Source records:
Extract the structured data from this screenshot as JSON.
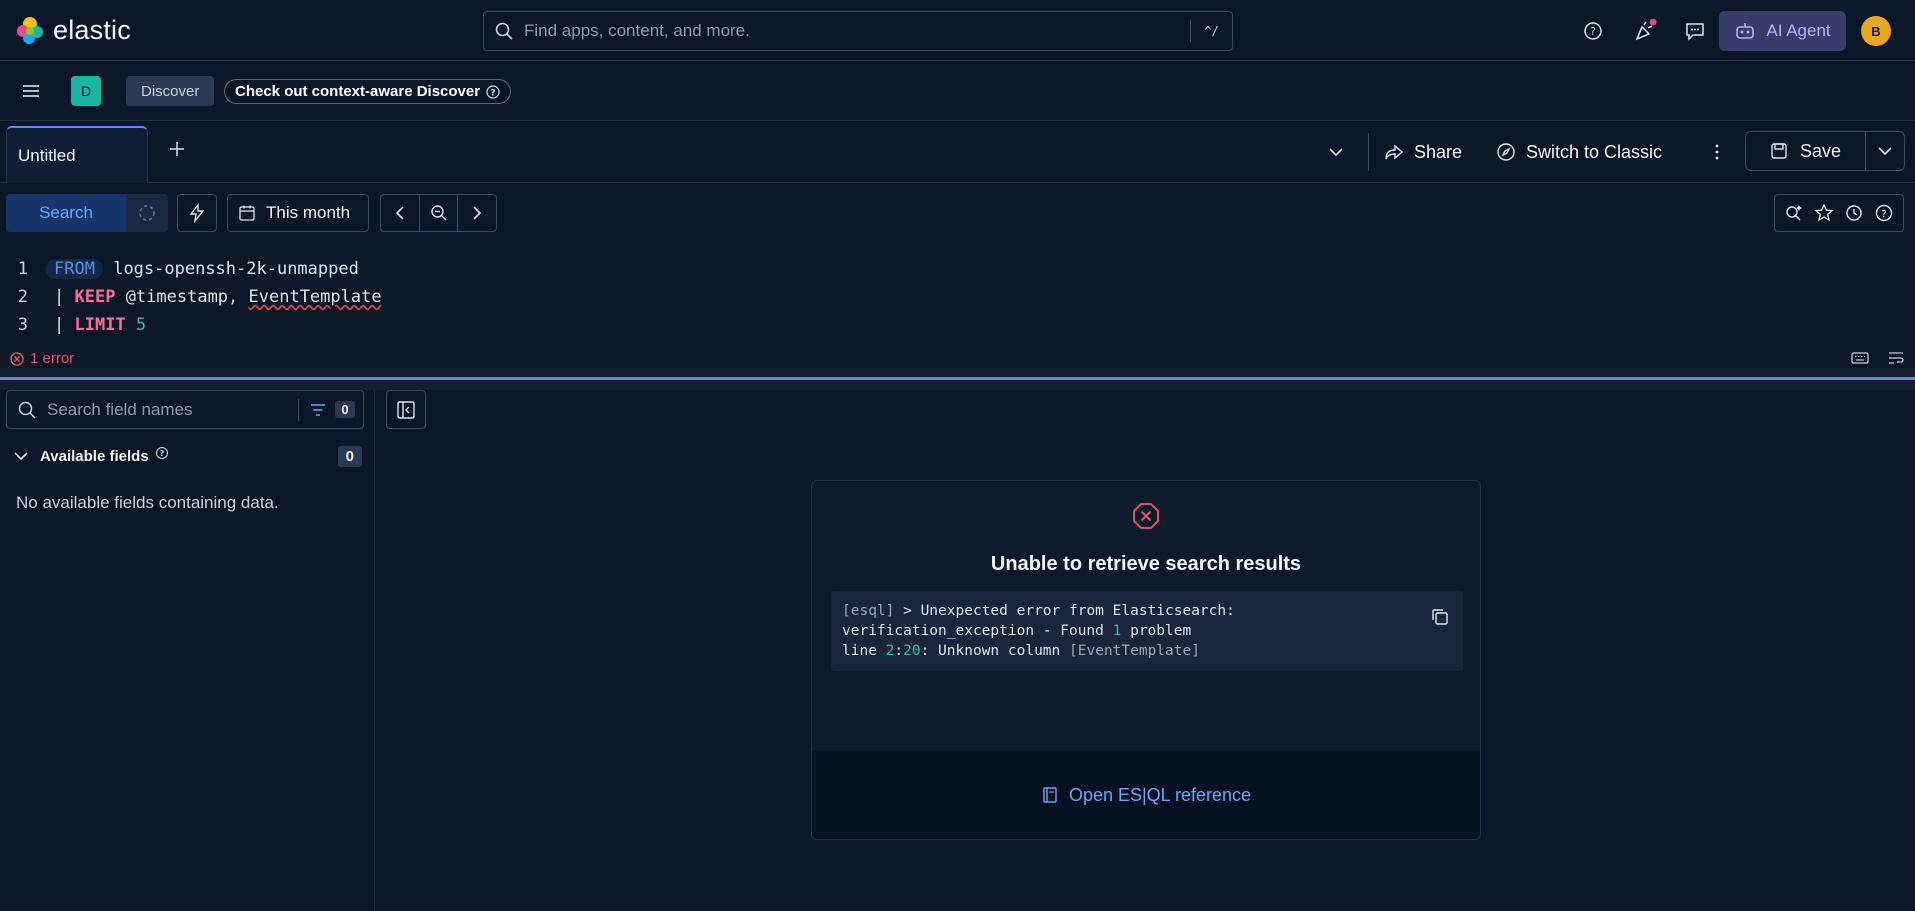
{
  "header": {
    "brand": "elastic",
    "search_placeholder": "Find apps, content, and more.",
    "search_shortcut": "^/",
    "ai_agent_label": "AI Agent",
    "avatar_initial": "B"
  },
  "breadcrumbs": {
    "space_initial": "D",
    "current": "Discover",
    "promo": "Check out context-aware Discover"
  },
  "tabs": {
    "active_label": "Untitled",
    "share_label": "Share",
    "switch_label": "Switch to Classic",
    "save_label": "Save"
  },
  "query_bar": {
    "search_label": "Search",
    "date_range": "This month"
  },
  "editor": {
    "lines": [
      {
        "number": "1",
        "keyword": "FROM",
        "rest": "logs-openssh-2k-unmapped"
      },
      {
        "number": "2",
        "prefix": "| ",
        "keyword": "KEEP",
        "rest_a": "@timestamp, ",
        "rest_err": "EventTemplate"
      },
      {
        "number": "3",
        "prefix": "| ",
        "keyword": "LIMIT",
        "num": "5"
      }
    ],
    "error_status": "1 error"
  },
  "sidebar": {
    "search_placeholder": "Search field names",
    "filter_count": "0",
    "available_label": "Available fields",
    "available_count": "0",
    "empty_message": "No available fields containing data."
  },
  "error_panel": {
    "title": "Unable to retrieve search results",
    "line1_dim": "[esql]",
    "line1_rest": " > Unexpected error from Elasticsearch:",
    "line2_a": "verification_exception - Found ",
    "line2_num": "1",
    "line2_b": " problem",
    "line3_a": "line ",
    "line3_num1": "2",
    "line3_colon": ":",
    "line3_num2": "20",
    "line3_b": ": Unknown column ",
    "line3_c": "[EventTemplate]",
    "reference_link": "Open ES|QL reference"
  },
  "colors": {
    "background": "#0b1628",
    "accent": "#4f8ef7",
    "error": "#f0596e",
    "ai_agent_bg": "#3a3a6b"
  }
}
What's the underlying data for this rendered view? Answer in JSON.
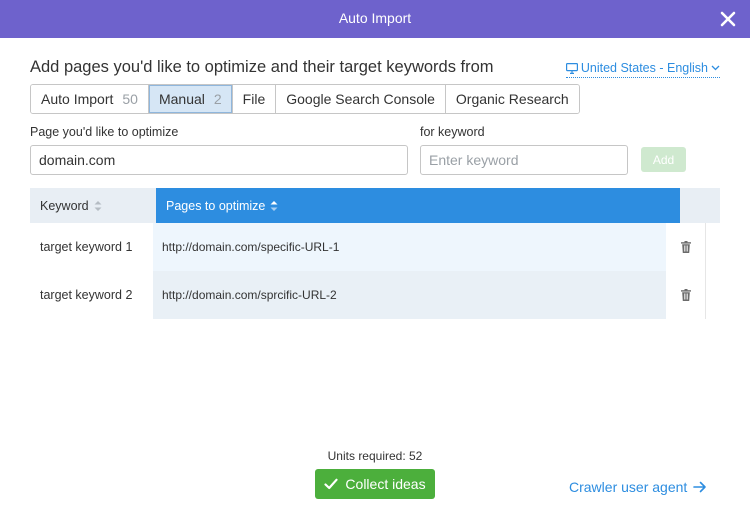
{
  "dialog": {
    "title": "Auto Import",
    "heading": "Add pages you'd like to optimize and their target keywords from",
    "locale": "United States - English"
  },
  "tabs": [
    {
      "label": "Auto Import",
      "count": "50",
      "active": false
    },
    {
      "label": "Manual",
      "count": "2",
      "active": true
    },
    {
      "label": "File",
      "count": "",
      "active": false
    },
    {
      "label": "Google Search Console",
      "count": "",
      "active": false
    },
    {
      "label": "Organic Research",
      "count": "",
      "active": false
    }
  ],
  "form": {
    "page_label": "Page you'd like to optimize",
    "page_value": "domain.com",
    "keyword_label": "for keyword",
    "keyword_placeholder": "Enter keyword",
    "add_label": "Add"
  },
  "table": {
    "col_keyword": "Keyword",
    "col_pages": "Pages to optimize",
    "rows": [
      {
        "keyword": "target keyword 1",
        "url": "http://domain.com/specific-URL-1"
      },
      {
        "keyword": "target keyword 2",
        "url": "http://domain.com/sprcific-URL-2"
      }
    ]
  },
  "footer": {
    "units": "Units required: 52",
    "collect_label": "Collect ideas",
    "crawler_label": "Crawler user agent"
  },
  "colors": {
    "header": "#6e62cc",
    "accent": "#2d8de0",
    "primary_button": "#4caf3c",
    "disabled_button": "#cfe9cf"
  }
}
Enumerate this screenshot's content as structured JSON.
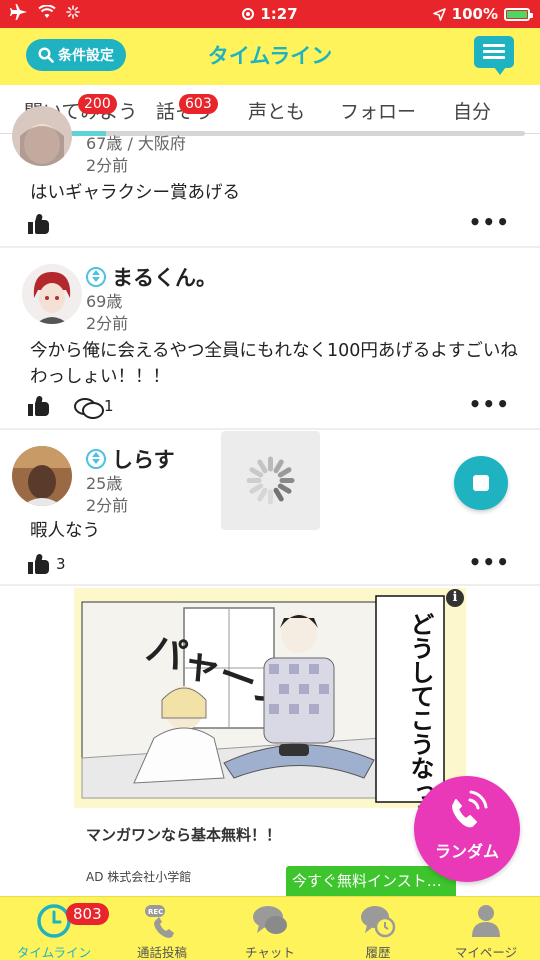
{
  "status_bar": {
    "time": "1:27",
    "battery_percent": "100%"
  },
  "header": {
    "filter_button": "条件設定",
    "title": "タイムライン"
  },
  "tabs": [
    {
      "label": "聞いてみよう",
      "badge": "200"
    },
    {
      "label": "話そう",
      "badge": "603"
    },
    {
      "label": "声とも",
      "badge": ""
    },
    {
      "label": "フォロー",
      "badge": ""
    },
    {
      "label": "自分",
      "badge": ""
    }
  ],
  "posts": [
    {
      "meta_line1": "67歳 / 大阪府",
      "time": "2分前",
      "body": "はいギャラクシー賞あげる",
      "like_count": "",
      "comment_count": ""
    },
    {
      "name": "まるくん。",
      "meta_line1": "69歳",
      "time": "2分前",
      "body": "今から俺に会えるやつ全員にもれなく100円あげるよすごいねわっしょい！！！",
      "like_count": "",
      "comment_count": "1"
    },
    {
      "name": "しらす",
      "meta_line1": "25歳",
      "time": "2分前",
      "body": "暇人なう",
      "like_count": "3",
      "comment_count": ""
    }
  ],
  "ad": {
    "manga_text": "どうしてこうなった——",
    "sfx_text": "パャーン",
    "title": "マンガワンなら基本無料！！",
    "sponsor": "AD 株式会社小学館",
    "install_button": "今すぐ無料インスト…",
    "info_label": "i"
  },
  "random_button": {
    "label": "ランダム"
  },
  "bottom_nav": [
    {
      "label": "タイムライン",
      "badge": "803",
      "active": true
    },
    {
      "label": "通話投稿",
      "badge": "",
      "active": false
    },
    {
      "label": "チャット",
      "badge": "",
      "active": false
    },
    {
      "label": "履歴",
      "badge": "",
      "active": false
    },
    {
      "label": "マイページ",
      "badge": "",
      "active": false
    }
  ],
  "colors": {
    "status_bar": "#e8252a",
    "header_bg": "#fff35c",
    "accent": "#1fb3c2",
    "badge": "#e8252a",
    "random_button": "#e938b8",
    "install_button": "#3ec42d"
  }
}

Problem to solve: Reply with one number only: the count of lines in the entries that contain "content".

Task output: 2